§ **Work to do**
Write out the entries below once more, exactly.

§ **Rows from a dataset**
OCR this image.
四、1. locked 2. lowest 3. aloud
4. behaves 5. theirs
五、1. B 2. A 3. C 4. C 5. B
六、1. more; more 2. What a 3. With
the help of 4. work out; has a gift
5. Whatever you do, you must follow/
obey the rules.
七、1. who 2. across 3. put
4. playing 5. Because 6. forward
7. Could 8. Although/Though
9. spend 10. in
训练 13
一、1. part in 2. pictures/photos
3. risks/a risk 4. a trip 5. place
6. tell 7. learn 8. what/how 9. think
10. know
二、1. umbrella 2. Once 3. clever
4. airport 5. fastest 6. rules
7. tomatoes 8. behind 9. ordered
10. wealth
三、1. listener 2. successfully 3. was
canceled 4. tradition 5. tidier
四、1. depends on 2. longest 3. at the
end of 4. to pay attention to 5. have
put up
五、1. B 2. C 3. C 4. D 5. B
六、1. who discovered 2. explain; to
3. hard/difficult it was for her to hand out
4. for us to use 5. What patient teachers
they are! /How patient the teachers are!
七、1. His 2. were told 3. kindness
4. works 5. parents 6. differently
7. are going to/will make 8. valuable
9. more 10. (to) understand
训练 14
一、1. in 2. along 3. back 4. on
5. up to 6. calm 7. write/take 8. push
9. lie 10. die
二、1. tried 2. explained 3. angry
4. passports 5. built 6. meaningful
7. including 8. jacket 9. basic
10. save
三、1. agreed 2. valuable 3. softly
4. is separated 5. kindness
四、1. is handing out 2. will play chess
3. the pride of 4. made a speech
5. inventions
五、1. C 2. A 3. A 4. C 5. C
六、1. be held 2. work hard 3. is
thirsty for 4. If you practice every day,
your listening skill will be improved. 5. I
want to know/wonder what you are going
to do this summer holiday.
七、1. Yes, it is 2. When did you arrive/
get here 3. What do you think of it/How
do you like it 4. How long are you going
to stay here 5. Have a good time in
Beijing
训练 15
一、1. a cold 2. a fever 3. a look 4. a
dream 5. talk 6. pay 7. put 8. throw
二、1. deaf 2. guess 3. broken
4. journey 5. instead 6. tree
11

§ **Full response**
OCR this image.
四、1. locked 2. lowest 3. aloud
4. behaves 5. theirs
五、1. B 2. A 3. C 4. C 5. B
六、1. more; more 2. What a 3. With
the help of 4. work out; has a gift
5. Whatever you do, you must follow/
obey the rules.
七、1. who 2. across 3. put
4. playing 5. Because 6. forward
7. Could 8. Although/Though
9. spend 10. in
训练 13
一、1. part in 2. pictures/photos
3. risks/a risk 4. a trip 5. place
6. tell 7. learn 8. what/how 9. think
10. know
二、1. umbrella 2. Once 3. clever
4. airport 5. fastest 6. rules
7. tomatoes 8. behind 9. ordered
10. wealth
三、1. listener 2. successfully 3. was
canceled 4. tradition 5. tidier
四、1. depends on 2. longest 3. at the
end of 4. to pay attention to 5. have
put up
五、1. B 2. C 3. C 4. D 5. B
六、1. who discovered 2. explain; to
3. hard/difficult it was for her to hand out
4. for us to use 5. What patient teachers
they are! /How patient the teachers are!
七、1. His 2. were told 3. kindness
4. works 5. parents 6. differently
7. are going to/will make 8. valuable
9. more 10. (to) understand
训练 14
一、1. in 2. along 3. back 4. on
5. up to 6. calm 7. write/take 8. push
9. lie 10. die
二、1. tried 2. explained 3. angry
4. passports 5. built 6. meaningful
7. including 8. jacket 9. basic
10. save
三、1. agreed 2. valuable 3. softly
4. is separated 5. kindness
四、1. is handing out 2. will play chess
3. the pride of 4. made a speech
5. inventions
五、1. C 2. A 3. A 4. C 5. C
六、1. be held 2. work hard 3. is
thirsty for 4. If you practice every day,
your listening skill will be improved. 5. I
want to know/wonder what you are going
to do this summer holiday.
七、1. Yes, it is 2. When did you arrive/
get here 3. What do you think of it/How
do you like it 4. How long are you going
to stay here 5. Have a good time in
Beijing
训练 15
一、1. a cold 2. a fever 3. a look 4. a
dream 5. talk 6. pay 7. put 8. throw
二、1. deaf 2. guess 3. broken
4. journey 5. instead 6. tree
11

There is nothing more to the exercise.